SOURCE DATA:
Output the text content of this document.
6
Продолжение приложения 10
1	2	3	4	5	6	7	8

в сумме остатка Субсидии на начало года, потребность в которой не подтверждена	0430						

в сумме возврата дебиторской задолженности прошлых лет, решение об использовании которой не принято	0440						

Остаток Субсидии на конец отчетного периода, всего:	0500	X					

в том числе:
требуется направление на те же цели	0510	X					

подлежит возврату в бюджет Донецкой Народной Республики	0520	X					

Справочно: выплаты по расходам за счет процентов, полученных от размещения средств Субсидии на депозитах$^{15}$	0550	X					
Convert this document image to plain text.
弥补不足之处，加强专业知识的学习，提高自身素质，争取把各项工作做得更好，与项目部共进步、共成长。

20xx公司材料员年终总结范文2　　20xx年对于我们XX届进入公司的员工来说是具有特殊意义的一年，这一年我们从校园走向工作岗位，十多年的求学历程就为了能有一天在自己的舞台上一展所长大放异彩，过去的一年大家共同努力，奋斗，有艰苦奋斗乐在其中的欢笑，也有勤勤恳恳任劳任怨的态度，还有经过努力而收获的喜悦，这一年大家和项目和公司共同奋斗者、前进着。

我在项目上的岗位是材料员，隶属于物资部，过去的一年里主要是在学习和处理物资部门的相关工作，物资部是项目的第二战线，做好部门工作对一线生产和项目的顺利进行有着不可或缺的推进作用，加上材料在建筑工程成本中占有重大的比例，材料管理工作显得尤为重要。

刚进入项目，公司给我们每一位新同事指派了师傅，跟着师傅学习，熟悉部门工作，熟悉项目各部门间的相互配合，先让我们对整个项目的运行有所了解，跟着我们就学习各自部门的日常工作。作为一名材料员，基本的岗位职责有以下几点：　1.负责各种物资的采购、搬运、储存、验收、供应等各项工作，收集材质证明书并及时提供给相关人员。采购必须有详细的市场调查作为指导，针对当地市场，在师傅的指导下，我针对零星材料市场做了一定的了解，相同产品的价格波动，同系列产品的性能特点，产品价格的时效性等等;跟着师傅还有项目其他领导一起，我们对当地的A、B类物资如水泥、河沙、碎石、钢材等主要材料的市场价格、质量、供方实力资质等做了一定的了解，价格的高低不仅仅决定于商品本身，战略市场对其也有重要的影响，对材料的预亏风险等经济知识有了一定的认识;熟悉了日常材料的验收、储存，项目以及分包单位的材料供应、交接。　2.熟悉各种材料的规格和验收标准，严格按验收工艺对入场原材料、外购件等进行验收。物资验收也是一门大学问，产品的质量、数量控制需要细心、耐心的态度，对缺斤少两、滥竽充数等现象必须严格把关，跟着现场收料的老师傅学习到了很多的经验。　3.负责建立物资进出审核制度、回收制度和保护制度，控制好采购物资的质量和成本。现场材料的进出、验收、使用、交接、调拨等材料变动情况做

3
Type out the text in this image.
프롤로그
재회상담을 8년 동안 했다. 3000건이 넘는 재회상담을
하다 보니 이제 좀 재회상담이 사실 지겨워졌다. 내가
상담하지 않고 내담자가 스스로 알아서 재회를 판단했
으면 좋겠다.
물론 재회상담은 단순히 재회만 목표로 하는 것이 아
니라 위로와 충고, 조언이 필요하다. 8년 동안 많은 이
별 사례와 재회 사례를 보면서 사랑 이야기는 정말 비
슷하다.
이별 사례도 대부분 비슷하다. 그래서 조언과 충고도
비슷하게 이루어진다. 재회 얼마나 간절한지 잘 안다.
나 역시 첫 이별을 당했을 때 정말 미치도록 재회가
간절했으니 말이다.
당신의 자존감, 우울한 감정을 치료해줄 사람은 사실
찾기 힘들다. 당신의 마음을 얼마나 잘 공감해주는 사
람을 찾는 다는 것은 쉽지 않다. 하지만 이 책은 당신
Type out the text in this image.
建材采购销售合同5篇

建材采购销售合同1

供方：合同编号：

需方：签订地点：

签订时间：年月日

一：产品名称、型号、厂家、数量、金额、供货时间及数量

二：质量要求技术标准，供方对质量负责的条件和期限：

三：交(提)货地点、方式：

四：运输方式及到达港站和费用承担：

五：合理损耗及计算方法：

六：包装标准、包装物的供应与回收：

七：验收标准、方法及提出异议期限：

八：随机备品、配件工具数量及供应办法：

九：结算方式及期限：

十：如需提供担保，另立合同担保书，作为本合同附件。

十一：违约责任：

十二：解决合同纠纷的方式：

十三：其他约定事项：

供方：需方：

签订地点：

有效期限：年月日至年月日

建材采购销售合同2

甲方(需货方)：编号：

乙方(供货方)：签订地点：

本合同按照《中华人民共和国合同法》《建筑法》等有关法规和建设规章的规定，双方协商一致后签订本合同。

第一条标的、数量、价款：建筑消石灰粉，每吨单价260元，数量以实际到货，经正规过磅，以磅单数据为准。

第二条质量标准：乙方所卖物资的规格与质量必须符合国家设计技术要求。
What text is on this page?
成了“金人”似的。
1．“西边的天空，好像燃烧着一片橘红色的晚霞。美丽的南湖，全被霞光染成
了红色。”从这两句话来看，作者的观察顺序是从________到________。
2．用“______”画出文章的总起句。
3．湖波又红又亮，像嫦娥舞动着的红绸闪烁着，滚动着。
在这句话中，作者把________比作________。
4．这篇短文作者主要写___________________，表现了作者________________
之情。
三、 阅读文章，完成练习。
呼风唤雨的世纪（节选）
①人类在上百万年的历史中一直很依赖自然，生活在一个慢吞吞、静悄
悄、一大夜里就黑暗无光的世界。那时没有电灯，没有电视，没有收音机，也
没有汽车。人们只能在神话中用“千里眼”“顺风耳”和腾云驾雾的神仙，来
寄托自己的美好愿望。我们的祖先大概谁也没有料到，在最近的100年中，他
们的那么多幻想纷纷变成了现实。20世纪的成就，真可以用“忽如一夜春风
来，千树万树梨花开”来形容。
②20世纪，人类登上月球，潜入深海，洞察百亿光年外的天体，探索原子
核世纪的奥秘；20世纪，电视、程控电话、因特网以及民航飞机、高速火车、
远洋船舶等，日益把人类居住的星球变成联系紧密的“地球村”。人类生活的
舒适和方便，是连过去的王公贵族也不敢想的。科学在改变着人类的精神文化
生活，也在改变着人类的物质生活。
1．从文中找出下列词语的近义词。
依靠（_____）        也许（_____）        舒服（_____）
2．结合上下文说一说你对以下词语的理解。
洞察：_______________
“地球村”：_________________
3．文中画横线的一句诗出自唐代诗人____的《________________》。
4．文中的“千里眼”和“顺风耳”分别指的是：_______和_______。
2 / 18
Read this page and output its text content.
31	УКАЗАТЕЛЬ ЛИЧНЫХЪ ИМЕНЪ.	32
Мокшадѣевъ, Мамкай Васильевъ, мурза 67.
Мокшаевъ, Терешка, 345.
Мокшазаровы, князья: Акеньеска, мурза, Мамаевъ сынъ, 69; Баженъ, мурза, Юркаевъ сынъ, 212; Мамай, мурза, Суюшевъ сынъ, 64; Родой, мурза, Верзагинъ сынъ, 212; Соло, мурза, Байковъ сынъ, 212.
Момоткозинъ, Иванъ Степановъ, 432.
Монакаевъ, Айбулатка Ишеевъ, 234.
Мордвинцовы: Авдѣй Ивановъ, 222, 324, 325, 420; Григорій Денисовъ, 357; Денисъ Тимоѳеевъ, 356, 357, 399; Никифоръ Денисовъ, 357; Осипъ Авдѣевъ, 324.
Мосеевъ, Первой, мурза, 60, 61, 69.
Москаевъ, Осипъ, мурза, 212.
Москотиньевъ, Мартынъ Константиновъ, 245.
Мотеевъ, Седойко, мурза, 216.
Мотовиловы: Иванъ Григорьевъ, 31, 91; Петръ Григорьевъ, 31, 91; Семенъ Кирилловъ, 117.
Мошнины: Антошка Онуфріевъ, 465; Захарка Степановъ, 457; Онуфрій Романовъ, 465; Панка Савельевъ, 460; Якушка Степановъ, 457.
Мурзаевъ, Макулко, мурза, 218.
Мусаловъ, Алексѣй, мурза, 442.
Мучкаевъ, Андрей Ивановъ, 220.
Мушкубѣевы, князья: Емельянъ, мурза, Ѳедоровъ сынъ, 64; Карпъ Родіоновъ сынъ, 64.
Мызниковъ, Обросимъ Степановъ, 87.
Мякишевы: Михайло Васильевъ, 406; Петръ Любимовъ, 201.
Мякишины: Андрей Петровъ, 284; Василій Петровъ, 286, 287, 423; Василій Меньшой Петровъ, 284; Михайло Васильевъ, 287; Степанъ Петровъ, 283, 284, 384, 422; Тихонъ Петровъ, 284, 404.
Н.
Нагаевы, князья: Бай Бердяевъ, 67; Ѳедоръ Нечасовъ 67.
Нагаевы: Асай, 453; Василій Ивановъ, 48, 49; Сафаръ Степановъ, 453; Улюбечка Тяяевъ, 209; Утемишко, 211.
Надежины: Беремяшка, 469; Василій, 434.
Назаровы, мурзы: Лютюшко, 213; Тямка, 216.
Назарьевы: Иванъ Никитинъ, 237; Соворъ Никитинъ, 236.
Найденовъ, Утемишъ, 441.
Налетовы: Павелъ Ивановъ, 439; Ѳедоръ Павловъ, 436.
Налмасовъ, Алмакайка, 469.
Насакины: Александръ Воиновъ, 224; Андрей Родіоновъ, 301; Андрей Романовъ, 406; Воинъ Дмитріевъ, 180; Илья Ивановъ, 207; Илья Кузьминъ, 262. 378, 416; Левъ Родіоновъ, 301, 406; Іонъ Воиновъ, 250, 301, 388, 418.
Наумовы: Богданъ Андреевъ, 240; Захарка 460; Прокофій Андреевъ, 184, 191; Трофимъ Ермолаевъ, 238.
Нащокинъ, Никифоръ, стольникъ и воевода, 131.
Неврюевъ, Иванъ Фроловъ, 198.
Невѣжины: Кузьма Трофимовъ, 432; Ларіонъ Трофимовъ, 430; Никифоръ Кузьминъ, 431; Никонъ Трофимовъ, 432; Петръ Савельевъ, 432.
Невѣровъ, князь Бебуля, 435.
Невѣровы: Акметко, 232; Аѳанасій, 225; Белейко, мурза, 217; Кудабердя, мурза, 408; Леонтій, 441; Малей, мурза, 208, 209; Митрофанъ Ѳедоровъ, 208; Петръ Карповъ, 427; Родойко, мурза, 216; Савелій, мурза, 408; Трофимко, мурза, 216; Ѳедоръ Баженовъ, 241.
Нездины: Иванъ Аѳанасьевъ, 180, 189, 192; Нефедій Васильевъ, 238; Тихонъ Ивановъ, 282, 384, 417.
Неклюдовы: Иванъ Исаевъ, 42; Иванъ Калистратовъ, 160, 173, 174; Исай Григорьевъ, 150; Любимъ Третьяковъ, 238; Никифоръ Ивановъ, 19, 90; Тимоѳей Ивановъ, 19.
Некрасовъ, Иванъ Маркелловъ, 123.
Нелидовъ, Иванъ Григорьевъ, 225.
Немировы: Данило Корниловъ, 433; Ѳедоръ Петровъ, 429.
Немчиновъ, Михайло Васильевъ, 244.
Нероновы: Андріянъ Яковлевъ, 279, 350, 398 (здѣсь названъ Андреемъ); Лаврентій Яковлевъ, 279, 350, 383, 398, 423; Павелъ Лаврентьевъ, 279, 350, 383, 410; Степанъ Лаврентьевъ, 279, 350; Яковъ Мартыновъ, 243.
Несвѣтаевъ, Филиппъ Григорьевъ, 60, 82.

WHAT TO WORK ON: Figure out how many lines of the data above include "Ѳедоръ", then give the number and nothing more.

OUTPUT FOR THIS TASK: 4